# Entries shown start

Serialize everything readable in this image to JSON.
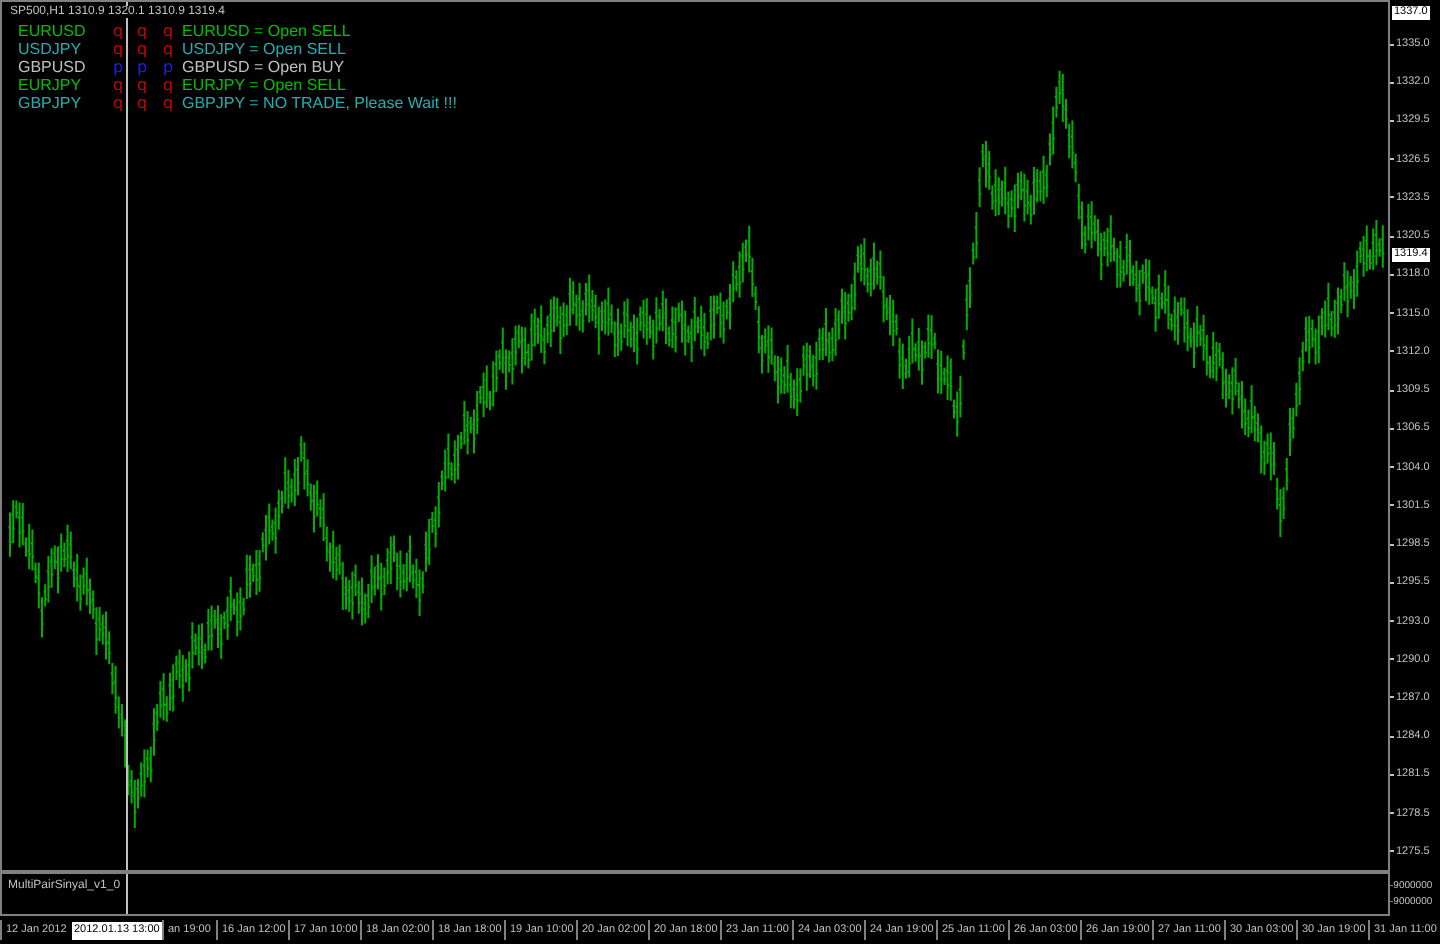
{
  "chart_header": "SP500,H1 1310.9 1320.1 1310.9 1319.4",
  "signals": [
    {
      "pair": "EURUSD",
      "color": "#00c000",
      "marks": [
        {
          "text": "q",
          "kind": "sell"
        },
        {
          "text": "q",
          "kind": "sell"
        },
        {
          "text": "q",
          "kind": "sell"
        }
      ],
      "message": "EURUSD = Open SELL"
    },
    {
      "pair": "USDJPY",
      "color": "#20b0b0",
      "marks": [
        {
          "text": "q",
          "kind": "sell"
        },
        {
          "text": "q",
          "kind": "sell"
        },
        {
          "text": "q",
          "kind": "sell"
        }
      ],
      "message": "USDJPY = Open SELL"
    },
    {
      "pair": "GBPUSD",
      "color": "#c0c0c0",
      "marks": [
        {
          "text": "p",
          "kind": "buy"
        },
        {
          "text": "p",
          "kind": "buy"
        },
        {
          "text": "p",
          "kind": "buy"
        }
      ],
      "message": "GBPUSD = Open BUY"
    },
    {
      "pair": "EURJPY",
      "color": "#00c000",
      "marks": [
        {
          "text": "q",
          "kind": "sell"
        },
        {
          "text": "q",
          "kind": "sell"
        },
        {
          "text": "q",
          "kind": "sell"
        }
      ],
      "message": "EURJPY = Open SELL"
    },
    {
      "pair": "GBPJPY",
      "color": "#20b0b0",
      "marks": [
        {
          "text": "q",
          "kind": "sell"
        },
        {
          "text": "q",
          "kind": "sell"
        },
        {
          "text": "q",
          "kind": "sell"
        }
      ],
      "message": "GBPJPY = NO TRADE, Please Wait !!!"
    }
  ],
  "price_axis": {
    "top_marker": "1337.0",
    "current_price": "1319.4",
    "labels": [
      "1335.0",
      "1332.0",
      "1329.5",
      "1326.5",
      "1323.5",
      "1320.5",
      "1318.0",
      "1315.0",
      "1312.0",
      "1309.5",
      "1306.5",
      "1304.0",
      "1301.5",
      "1298.5",
      "1295.5",
      "1293.0",
      "1290.0",
      "1287.0",
      "1284.0",
      "1281.5",
      "1278.5",
      "1275.5"
    ]
  },
  "indicator": {
    "name": "MultiPairSinyal_v1_0",
    "scale": [
      "-9000000",
      "-9000000"
    ]
  },
  "time_axis": {
    "cursor_label": "2012.01.13 13:00",
    "labels": [
      "12 Jan 2012",
      "an 19:00",
      "16 Jan 12:00",
      "17 Jan 10:00",
      "18 Jan 02:00",
      "18 Jan 18:00",
      "19 Jan 10:00",
      "20 Jan 02:00",
      "20 Jan 18:00",
      "23 Jan 11:00",
      "24 Jan 03:00",
      "24 Jan 19:00",
      "25 Jan 11:00",
      "26 Jan 03:00",
      "26 Jan 19:00",
      "27 Jan 11:00",
      "30 Jan 03:00",
      "30 Jan 19:00",
      "31 Jan 11:00"
    ]
  }
}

# Entries shown end

# Written instruction
Return each line exactly as written. Any picture gets left out.

# The output
Serialize everything readable in this image to JSON.
{
  "chart_header": "SP500,H1 1310.9 1320.1 1310.9 1319.4",
  "signals": [
    {
      "pair": "EURUSD",
      "color": "#00c000",
      "marks": [
        {
          "text": "q",
          "kind": "sell"
        },
        {
          "text": "q",
          "kind": "sell"
        },
        {
          "text": "q",
          "kind": "sell"
        }
      ],
      "message": "EURUSD = Open SELL"
    },
    {
      "pair": "USDJPY",
      "color": "#20b0b0",
      "marks": [
        {
          "text": "q",
          "kind": "sell"
        },
        {
          "text": "q",
          "kind": "sell"
        },
        {
          "text": "q",
          "kind": "sell"
        }
      ],
      "message": "USDJPY = Open SELL"
    },
    {
      "pair": "GBPUSD",
      "color": "#c0c0c0",
      "marks": [
        {
          "text": "p",
          "kind": "buy"
        },
        {
          "text": "p",
          "kind": "buy"
        },
        {
          "text": "p",
          "kind": "buy"
        }
      ],
      "message": "GBPUSD = Open BUY"
    },
    {
      "pair": "EURJPY",
      "color": "#00c000",
      "marks": [
        {
          "text": "q",
          "kind": "sell"
        },
        {
          "text": "q",
          "kind": "sell"
        },
        {
          "text": "q",
          "kind": "sell"
        }
      ],
      "message": "EURJPY = Open SELL"
    },
    {
      "pair": "GBPJPY",
      "color": "#20b0b0",
      "marks": [
        {
          "text": "q",
          "kind": "sell"
        },
        {
          "text": "q",
          "kind": "sell"
        },
        {
          "text": "q",
          "kind": "sell"
        }
      ],
      "message": "GBPJPY = NO TRADE, Please Wait !!!"
    }
  ],
  "price_axis": {
    "top_marker": "1337.0",
    "current_price": "1319.4",
    "labels": [
      "1335.0",
      "1332.0",
      "1329.5",
      "1326.5",
      "1323.5",
      "1320.5",
      "1318.0",
      "1315.0",
      "1312.0",
      "1309.5",
      "1306.5",
      "1304.0",
      "1301.5",
      "1298.5",
      "1295.5",
      "1293.0",
      "1290.0",
      "1287.0",
      "1284.0",
      "1281.5",
      "1278.5",
      "1275.5"
    ]
  },
  "indicator": {
    "name": "MultiPairSinyal_v1_0",
    "scale": [
      "-9000000",
      "-9000000"
    ]
  },
  "time_axis": {
    "cursor_label": "2012.01.13 13:00",
    "labels": [
      "12 Jan 2012",
      "an 19:00",
      "16 Jan 12:00",
      "17 Jan 10:00",
      "18 Jan 02:00",
      "18 Jan 18:00",
      "19 Jan 10:00",
      "20 Jan 02:00",
      "20 Jan 18:00",
      "23 Jan 11:00",
      "24 Jan 03:00",
      "24 Jan 19:00",
      "25 Jan 11:00",
      "26 Jan 03:00",
      "26 Jan 19:00",
      "27 Jan 11:00",
      "30 Jan 03:00",
      "30 Jan 19:00",
      "31 Jan 11:00"
    ]
  }
}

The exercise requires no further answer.